▶ Your goal
Transcribe every entry word for word. Skip the pictures.

▶ Data for the task
· · ·
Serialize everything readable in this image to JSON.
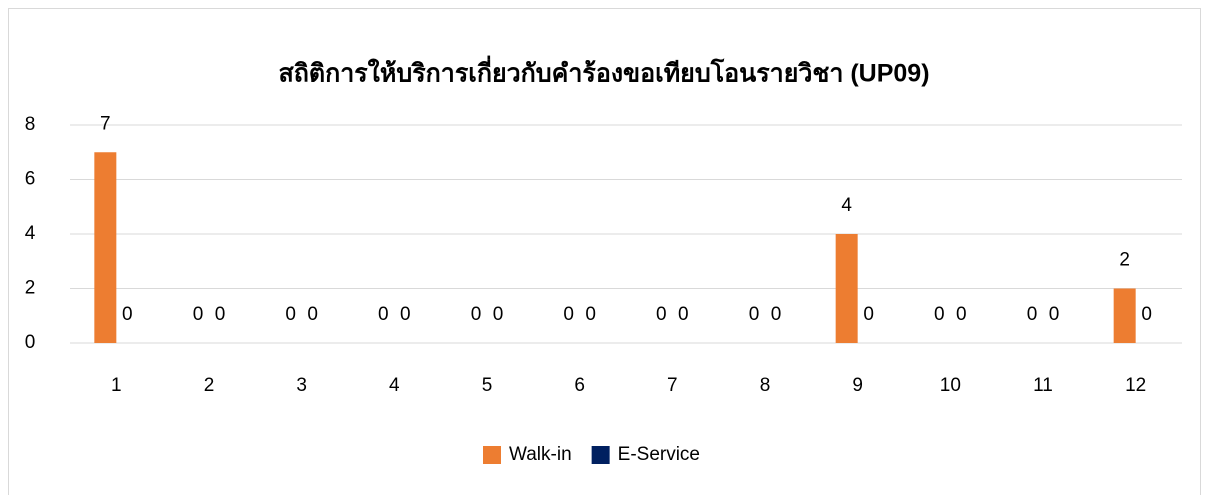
{
  "chart_data": {
    "type": "bar",
    "title": "สถิติการให้บริการเกี่ยวกับคำร้องขอเทียบโอนรายวิชา (UP09)",
    "categories": [
      "1",
      "2",
      "3",
      "4",
      "5",
      "6",
      "7",
      "8",
      "9",
      "10",
      "11",
      "12"
    ],
    "series": [
      {
        "name": "Walk-in",
        "color": "#ed7d31",
        "values": [
          7,
          0,
          0,
          0,
          0,
          0,
          0,
          0,
          4,
          0,
          0,
          2
        ]
      },
      {
        "name": "E-Service",
        "color": "#002060",
        "values": [
          0,
          0,
          0,
          0,
          0,
          0,
          0,
          0,
          0,
          0,
          0,
          0
        ]
      }
    ],
    "ylim": [
      0,
      8
    ],
    "yticks": [
      0,
      2,
      4,
      6,
      8
    ],
    "grid": true,
    "legend": "bottom"
  }
}
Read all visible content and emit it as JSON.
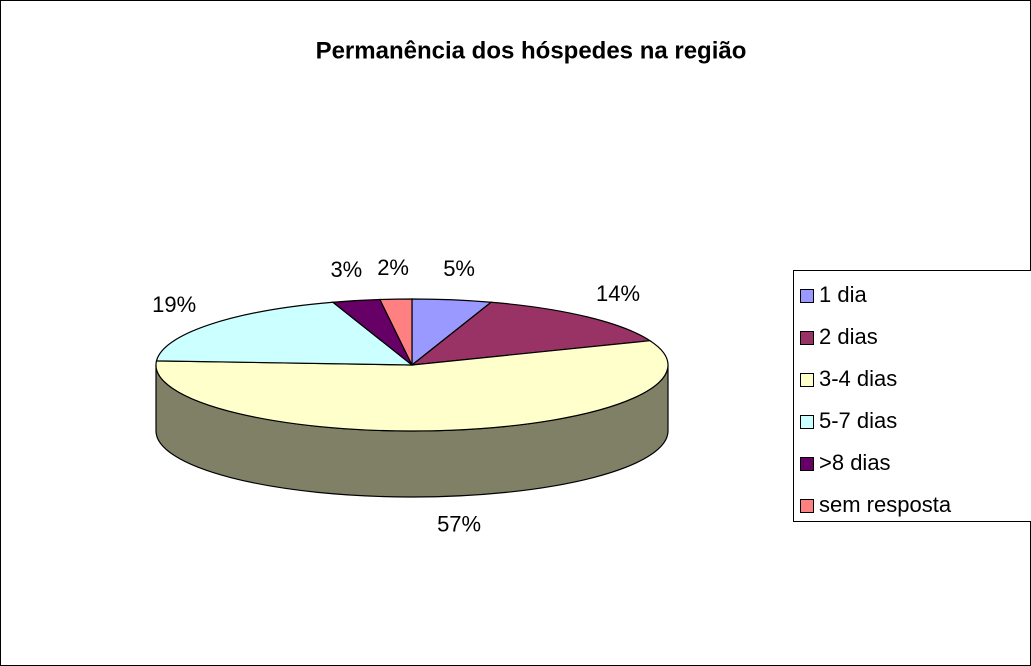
{
  "chart_data": {
    "type": "pie",
    "title": "Permanência dos hóspedes na região",
    "categories": [
      "1 dia",
      "2 dias",
      "3-4 dias",
      "5-7 dias",
      ">8 dias",
      "sem resposta"
    ],
    "values": [
      5,
      14,
      57,
      19,
      3,
      2
    ],
    "value_labels": [
      "5%",
      "14%",
      "57%",
      "19%",
      "3%",
      "2%"
    ],
    "colors": [
      "#9999ff",
      "#993366",
      "#ffffcc",
      "#ccffff",
      "#660066",
      "#ff8080"
    ],
    "legend": "right"
  }
}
· · ·
▶ Answer to the task
Serialize everything readable in this image to JSON.
{
  "chart_data": {
    "type": "bar",
    "title": "สถิติการให้บริการเกี่ยวกับคำร้องขอเทียบโอนรายวิชา (UP09)",
    "categories": [
      "1",
      "2",
      "3",
      "4",
      "5",
      "6",
      "7",
      "8",
      "9",
      "10",
      "11",
      "12"
    ],
    "series": [
      {
        "name": "Walk-in",
        "color": "#ed7d31",
        "values": [
          7,
          0,
          0,
          0,
          0,
          0,
          0,
          0,
          4,
          0,
          0,
          2
        ]
      },
      {
        "name": "E-Service",
        "color": "#002060",
        "values": [
          0,
          0,
          0,
          0,
          0,
          0,
          0,
          0,
          0,
          0,
          0,
          0
        ]
      }
    ],
    "ylim": [
      0,
      8
    ],
    "yticks": [
      0,
      2,
      4,
      6,
      8
    ],
    "grid": true,
    "legend": "bottom"
  }
}
Read all visible content and emit it as JSON.
{
  "chart_data": {
    "type": "pie",
    "title": "Permanência dos hóspedes na região",
    "categories": [
      "1 dia",
      "2 dias",
      "3-4 dias",
      "5-7 dias",
      ">8 dias",
      "sem resposta"
    ],
    "values": [
      5,
      14,
      57,
      19,
      3,
      2
    ],
    "value_labels": [
      "5%",
      "14%",
      "57%",
      "19%",
      "3%",
      "2%"
    ],
    "colors": [
      "#9999ff",
      "#993366",
      "#ffffcc",
      "#ccffff",
      "#660066",
      "#ff8080"
    ],
    "legend": "right"
  }
}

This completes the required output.